Document transcription data:
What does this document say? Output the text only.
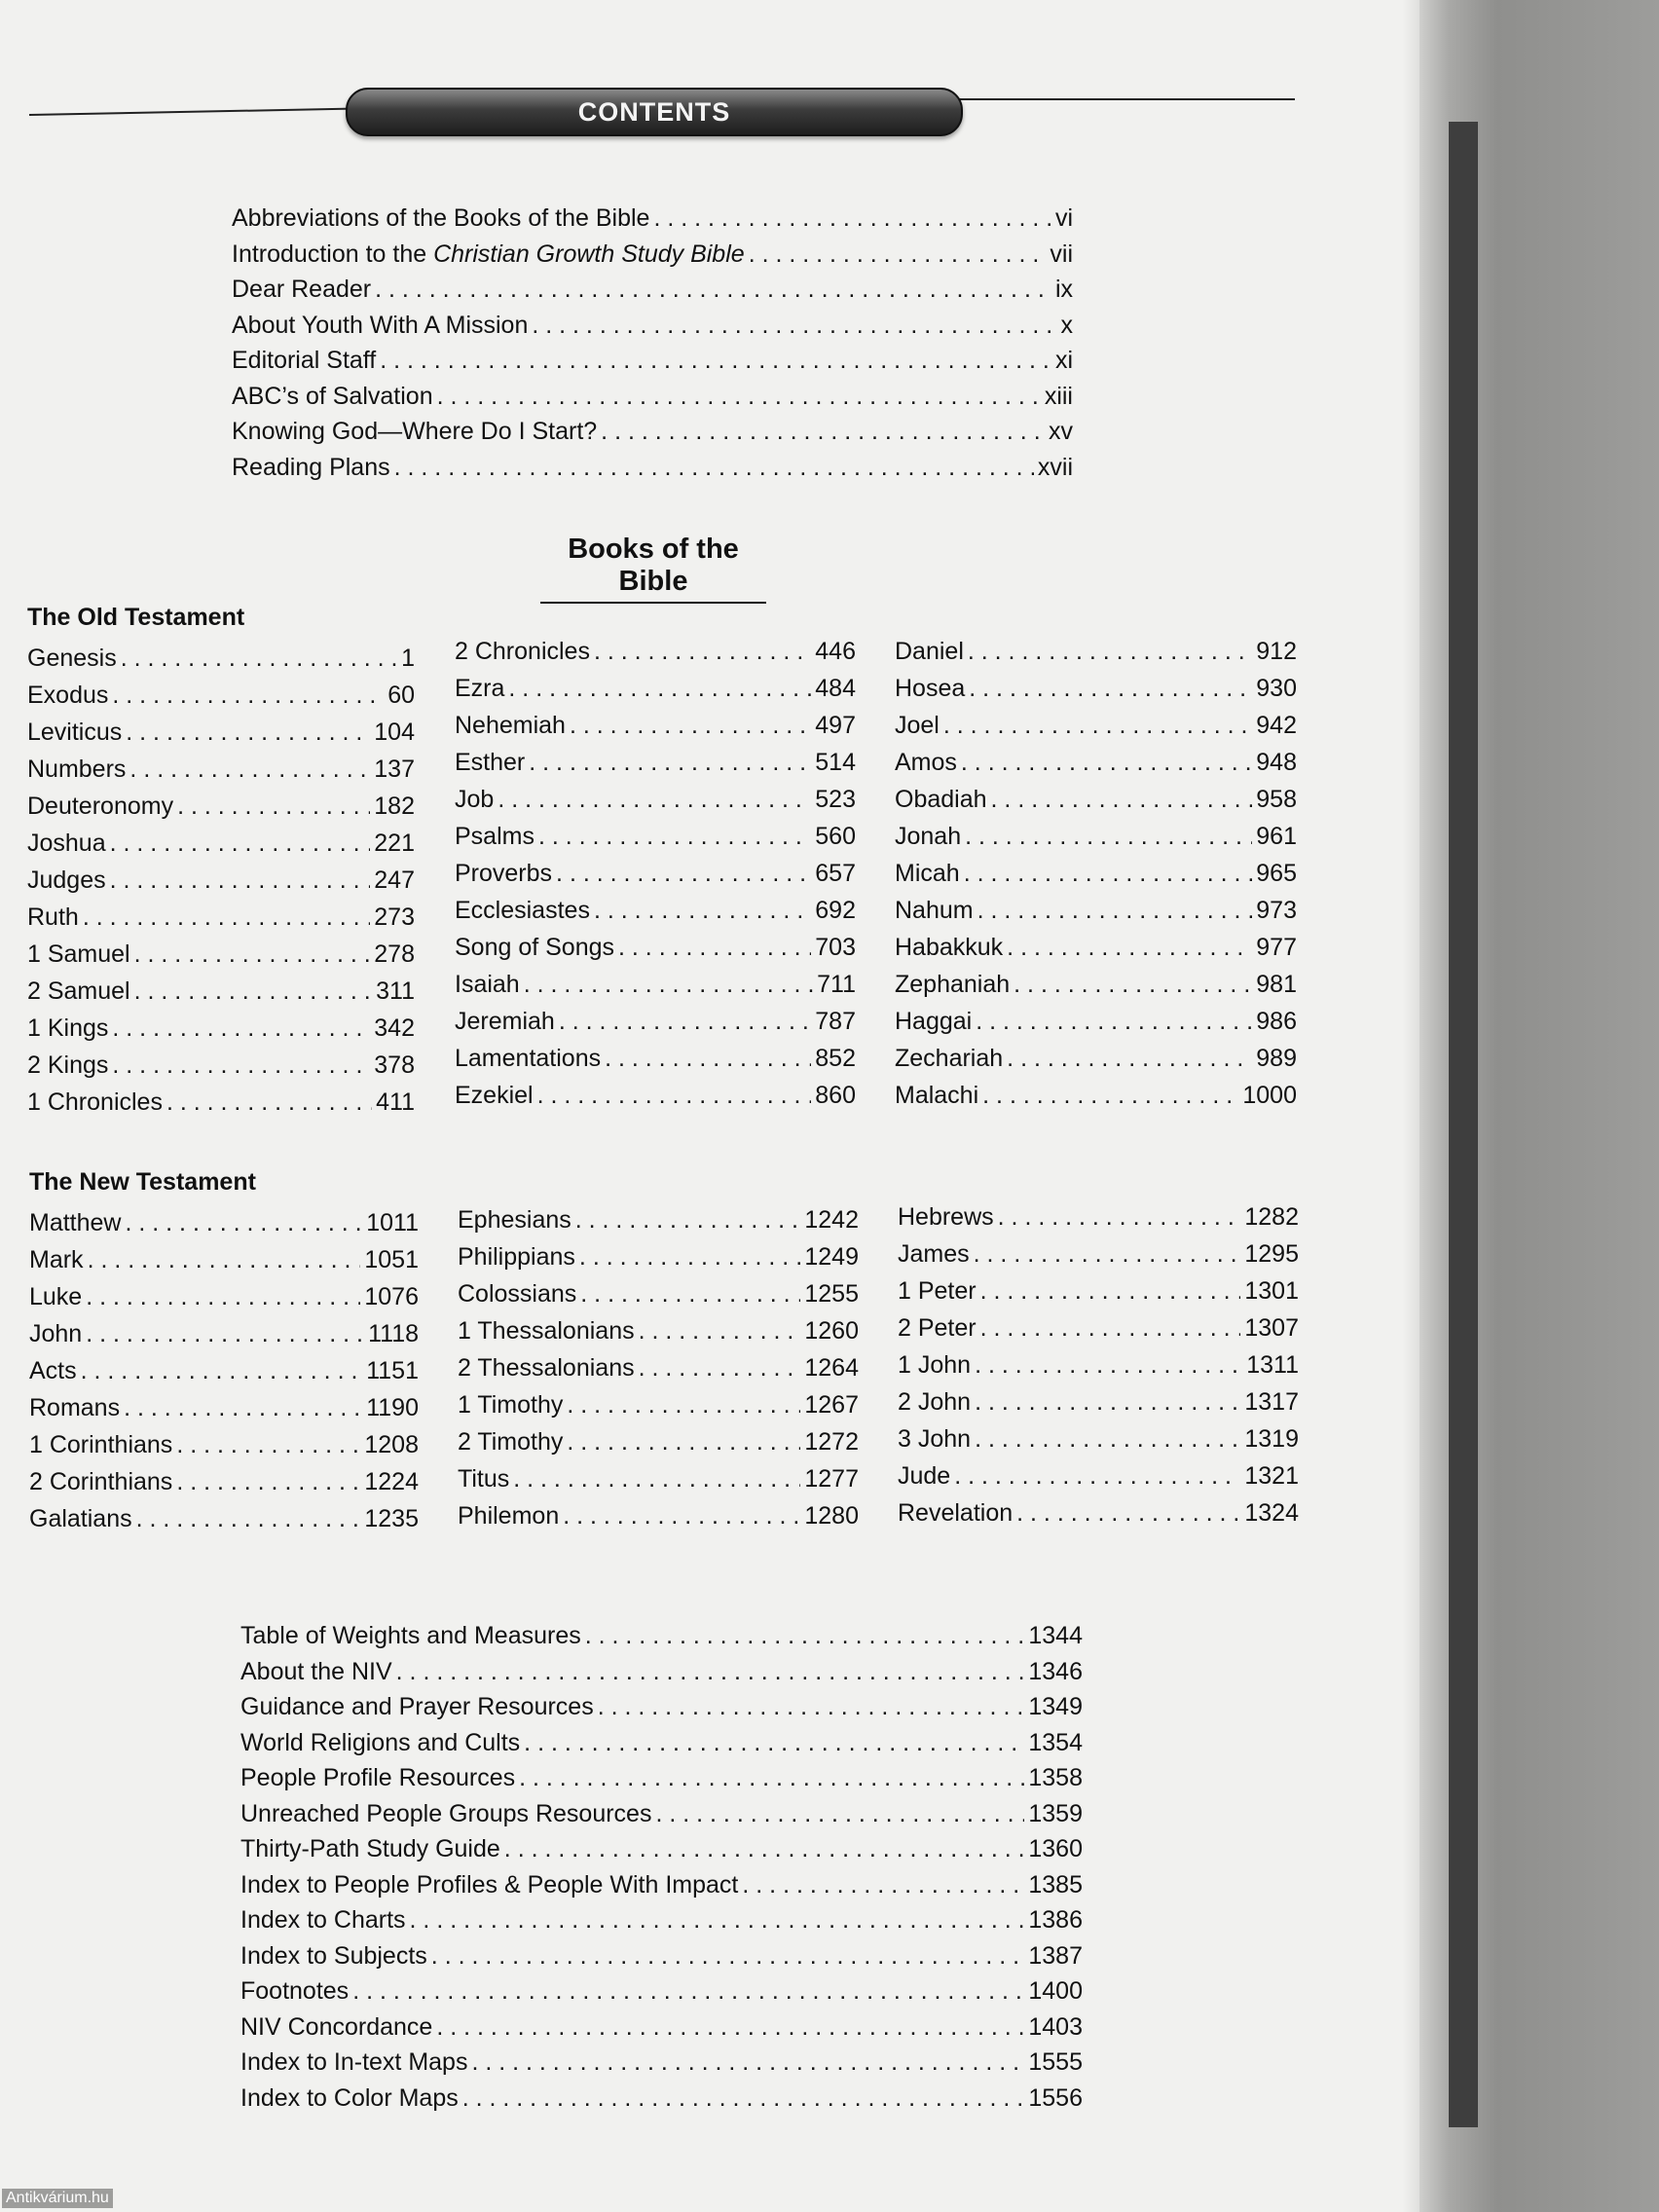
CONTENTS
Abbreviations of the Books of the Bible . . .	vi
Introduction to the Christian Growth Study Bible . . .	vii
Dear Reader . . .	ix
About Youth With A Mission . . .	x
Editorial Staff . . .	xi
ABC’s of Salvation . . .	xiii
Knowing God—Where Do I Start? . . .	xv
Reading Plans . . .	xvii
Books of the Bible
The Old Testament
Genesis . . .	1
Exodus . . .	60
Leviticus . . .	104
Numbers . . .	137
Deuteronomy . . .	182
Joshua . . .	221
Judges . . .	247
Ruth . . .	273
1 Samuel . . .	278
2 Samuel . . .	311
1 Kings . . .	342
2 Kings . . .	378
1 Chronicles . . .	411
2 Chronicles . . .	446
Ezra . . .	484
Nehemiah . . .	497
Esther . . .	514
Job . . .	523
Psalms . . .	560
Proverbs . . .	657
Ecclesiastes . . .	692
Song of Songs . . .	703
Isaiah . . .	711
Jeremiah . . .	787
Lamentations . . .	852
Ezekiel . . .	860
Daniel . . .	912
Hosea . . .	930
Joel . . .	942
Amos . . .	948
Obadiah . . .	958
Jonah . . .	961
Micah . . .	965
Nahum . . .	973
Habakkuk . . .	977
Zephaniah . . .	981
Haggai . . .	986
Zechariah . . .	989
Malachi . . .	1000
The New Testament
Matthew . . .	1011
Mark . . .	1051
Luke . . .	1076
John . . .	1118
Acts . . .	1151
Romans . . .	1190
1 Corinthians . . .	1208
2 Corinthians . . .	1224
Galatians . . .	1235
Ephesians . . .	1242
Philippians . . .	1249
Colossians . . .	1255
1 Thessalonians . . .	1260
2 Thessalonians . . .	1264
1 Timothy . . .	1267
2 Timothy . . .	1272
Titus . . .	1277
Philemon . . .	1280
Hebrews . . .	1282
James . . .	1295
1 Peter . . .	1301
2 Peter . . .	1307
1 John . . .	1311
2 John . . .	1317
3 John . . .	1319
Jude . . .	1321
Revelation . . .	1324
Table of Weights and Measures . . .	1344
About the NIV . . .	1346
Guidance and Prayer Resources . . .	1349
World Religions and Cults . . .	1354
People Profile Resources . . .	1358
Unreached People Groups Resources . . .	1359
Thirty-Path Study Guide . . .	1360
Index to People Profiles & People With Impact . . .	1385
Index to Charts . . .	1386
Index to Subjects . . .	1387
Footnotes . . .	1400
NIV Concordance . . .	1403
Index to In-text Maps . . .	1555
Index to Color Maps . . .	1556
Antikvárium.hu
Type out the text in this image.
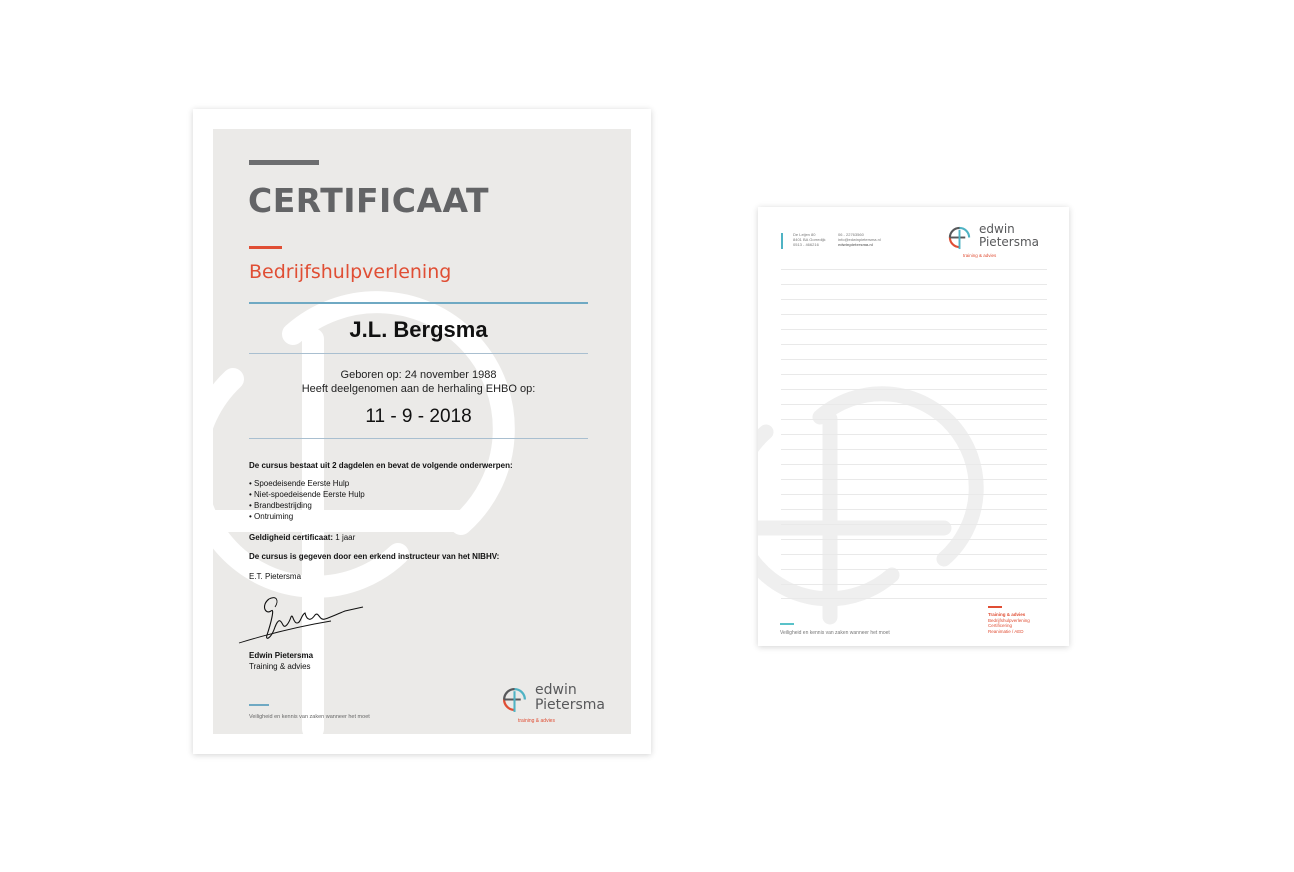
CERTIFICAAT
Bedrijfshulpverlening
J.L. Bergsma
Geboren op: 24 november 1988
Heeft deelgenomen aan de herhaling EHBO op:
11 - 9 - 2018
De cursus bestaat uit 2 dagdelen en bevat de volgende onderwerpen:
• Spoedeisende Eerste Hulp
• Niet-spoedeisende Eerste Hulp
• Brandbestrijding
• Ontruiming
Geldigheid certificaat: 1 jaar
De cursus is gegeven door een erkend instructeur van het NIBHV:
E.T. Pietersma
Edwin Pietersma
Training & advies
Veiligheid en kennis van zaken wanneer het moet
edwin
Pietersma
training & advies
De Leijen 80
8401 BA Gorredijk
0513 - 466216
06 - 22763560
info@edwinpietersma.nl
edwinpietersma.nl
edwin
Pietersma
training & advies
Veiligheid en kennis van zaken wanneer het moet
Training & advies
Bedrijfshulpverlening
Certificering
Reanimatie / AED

## DIRECTIONS FOR THIS TASK:
Search the data above and return each line in which "text" occurs.

## TASK OUTPUT:
What does this document say? Output the text only.
Index to In-text Maps . . .	1555
Type out the text in this image.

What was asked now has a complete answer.